■ Problem requirements ■
Extract the lines that hold the string "UBND".

■ Exercise material ■

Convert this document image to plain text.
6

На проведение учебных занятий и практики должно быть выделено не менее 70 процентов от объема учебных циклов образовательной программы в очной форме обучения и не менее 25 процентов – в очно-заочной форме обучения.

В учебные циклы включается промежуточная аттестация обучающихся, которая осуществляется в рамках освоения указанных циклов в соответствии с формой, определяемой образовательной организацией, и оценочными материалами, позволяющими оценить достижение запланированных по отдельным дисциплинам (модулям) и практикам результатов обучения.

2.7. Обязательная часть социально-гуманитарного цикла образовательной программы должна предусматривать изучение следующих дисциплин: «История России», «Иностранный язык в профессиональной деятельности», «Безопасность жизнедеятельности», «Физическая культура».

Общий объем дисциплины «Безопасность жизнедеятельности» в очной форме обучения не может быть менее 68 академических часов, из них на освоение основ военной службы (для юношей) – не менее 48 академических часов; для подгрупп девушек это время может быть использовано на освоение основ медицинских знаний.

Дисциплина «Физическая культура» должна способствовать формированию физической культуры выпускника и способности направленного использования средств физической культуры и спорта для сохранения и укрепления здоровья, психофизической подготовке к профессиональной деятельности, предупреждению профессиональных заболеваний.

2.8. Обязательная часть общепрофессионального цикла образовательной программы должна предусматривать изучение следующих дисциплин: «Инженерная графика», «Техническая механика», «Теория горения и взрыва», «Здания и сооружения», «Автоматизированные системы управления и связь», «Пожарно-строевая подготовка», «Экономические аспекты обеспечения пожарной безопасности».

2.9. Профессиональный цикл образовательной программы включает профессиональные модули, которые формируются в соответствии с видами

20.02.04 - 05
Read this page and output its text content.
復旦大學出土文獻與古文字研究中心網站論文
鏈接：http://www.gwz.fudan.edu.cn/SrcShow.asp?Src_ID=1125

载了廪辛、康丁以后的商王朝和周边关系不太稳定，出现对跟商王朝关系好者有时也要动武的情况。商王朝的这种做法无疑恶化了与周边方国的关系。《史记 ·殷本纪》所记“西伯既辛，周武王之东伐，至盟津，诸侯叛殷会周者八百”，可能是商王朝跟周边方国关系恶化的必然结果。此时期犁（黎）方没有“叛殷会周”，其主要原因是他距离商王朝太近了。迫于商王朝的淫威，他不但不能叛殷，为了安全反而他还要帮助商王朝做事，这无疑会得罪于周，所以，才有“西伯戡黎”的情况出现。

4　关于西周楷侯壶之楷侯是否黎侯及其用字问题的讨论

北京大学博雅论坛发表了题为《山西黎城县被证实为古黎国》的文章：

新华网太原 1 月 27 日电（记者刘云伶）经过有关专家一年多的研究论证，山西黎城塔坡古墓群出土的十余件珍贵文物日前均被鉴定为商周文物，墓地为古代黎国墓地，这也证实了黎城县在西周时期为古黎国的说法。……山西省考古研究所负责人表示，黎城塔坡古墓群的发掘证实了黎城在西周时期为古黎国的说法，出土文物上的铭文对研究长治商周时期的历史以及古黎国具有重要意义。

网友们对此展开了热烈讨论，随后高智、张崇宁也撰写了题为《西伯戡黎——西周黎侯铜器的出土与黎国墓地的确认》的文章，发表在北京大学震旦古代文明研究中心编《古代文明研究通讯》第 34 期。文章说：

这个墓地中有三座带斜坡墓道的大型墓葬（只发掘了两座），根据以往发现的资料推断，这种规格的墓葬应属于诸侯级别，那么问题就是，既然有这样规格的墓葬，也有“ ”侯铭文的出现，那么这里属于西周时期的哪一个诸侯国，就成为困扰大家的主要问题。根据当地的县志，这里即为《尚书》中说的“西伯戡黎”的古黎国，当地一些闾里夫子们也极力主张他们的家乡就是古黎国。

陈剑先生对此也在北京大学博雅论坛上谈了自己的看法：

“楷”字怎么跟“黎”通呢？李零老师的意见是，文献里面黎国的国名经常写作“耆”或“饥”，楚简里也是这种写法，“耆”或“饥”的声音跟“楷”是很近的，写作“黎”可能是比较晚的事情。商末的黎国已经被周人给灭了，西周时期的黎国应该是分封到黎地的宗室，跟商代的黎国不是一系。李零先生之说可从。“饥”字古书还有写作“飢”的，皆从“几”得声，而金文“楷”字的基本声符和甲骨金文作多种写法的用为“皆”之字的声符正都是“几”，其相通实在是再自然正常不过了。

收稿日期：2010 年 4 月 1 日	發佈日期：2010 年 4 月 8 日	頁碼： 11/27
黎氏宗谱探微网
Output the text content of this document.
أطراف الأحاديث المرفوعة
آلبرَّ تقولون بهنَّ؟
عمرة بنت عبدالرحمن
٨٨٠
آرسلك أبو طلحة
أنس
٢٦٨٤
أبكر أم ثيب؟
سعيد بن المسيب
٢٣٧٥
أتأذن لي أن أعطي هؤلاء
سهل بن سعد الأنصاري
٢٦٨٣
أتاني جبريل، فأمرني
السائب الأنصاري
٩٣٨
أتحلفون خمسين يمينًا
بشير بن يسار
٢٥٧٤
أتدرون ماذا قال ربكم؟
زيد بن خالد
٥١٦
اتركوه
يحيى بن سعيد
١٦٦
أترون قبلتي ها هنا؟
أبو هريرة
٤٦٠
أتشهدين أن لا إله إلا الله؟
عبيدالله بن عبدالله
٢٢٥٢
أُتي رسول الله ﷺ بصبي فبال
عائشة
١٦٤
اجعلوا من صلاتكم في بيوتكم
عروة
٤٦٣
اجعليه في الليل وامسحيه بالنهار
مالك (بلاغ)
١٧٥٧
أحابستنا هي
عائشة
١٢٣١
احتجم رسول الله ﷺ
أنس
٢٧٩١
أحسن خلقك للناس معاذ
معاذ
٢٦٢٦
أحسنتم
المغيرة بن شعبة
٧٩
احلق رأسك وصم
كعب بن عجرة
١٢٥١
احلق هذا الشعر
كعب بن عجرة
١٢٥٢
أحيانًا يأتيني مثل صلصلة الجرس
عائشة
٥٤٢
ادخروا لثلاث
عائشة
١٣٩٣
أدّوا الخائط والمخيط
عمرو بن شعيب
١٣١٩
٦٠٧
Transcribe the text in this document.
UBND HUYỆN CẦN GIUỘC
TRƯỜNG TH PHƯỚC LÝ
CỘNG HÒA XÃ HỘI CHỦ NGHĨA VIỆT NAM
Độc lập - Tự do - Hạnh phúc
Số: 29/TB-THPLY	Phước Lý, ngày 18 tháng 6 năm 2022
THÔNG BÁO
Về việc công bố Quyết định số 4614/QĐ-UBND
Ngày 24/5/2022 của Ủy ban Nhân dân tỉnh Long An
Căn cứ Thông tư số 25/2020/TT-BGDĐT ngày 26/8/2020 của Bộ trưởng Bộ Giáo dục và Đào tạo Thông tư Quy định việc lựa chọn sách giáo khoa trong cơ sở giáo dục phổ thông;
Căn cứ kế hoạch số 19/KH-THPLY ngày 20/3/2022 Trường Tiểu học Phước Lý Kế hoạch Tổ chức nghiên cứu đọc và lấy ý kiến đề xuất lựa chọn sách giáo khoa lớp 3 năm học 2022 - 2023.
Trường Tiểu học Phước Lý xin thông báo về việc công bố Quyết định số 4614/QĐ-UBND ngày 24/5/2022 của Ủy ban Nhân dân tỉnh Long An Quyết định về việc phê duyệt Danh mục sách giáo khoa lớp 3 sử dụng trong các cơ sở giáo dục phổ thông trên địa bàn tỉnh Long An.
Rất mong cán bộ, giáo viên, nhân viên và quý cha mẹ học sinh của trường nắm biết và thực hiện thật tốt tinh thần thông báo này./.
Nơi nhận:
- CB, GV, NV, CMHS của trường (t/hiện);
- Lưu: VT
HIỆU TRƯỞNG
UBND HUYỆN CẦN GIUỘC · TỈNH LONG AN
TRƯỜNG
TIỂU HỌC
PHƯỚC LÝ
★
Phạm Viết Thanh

■ Output ■
UBND HUYỆN CẦN GIUỘC
Về việc công bố Quyết định số 4614/QĐ-UBND
Trường Tiểu học Phước Lý xin thông báo về việc công bố Quyết định số 4614/QĐ-UBND ngày 24/5/2022 của Ủy ban Nhân dân tỉnh Long An Quyết định về việc phê duyệt Danh mục sách giáo khoa lớp 3 sử dụng trong các cơ sở giáo dục phổ thông trên địa bàn tỉnh Long An.
UBND HUYỆN CẦN GIUỘC · TỈNH LONG AN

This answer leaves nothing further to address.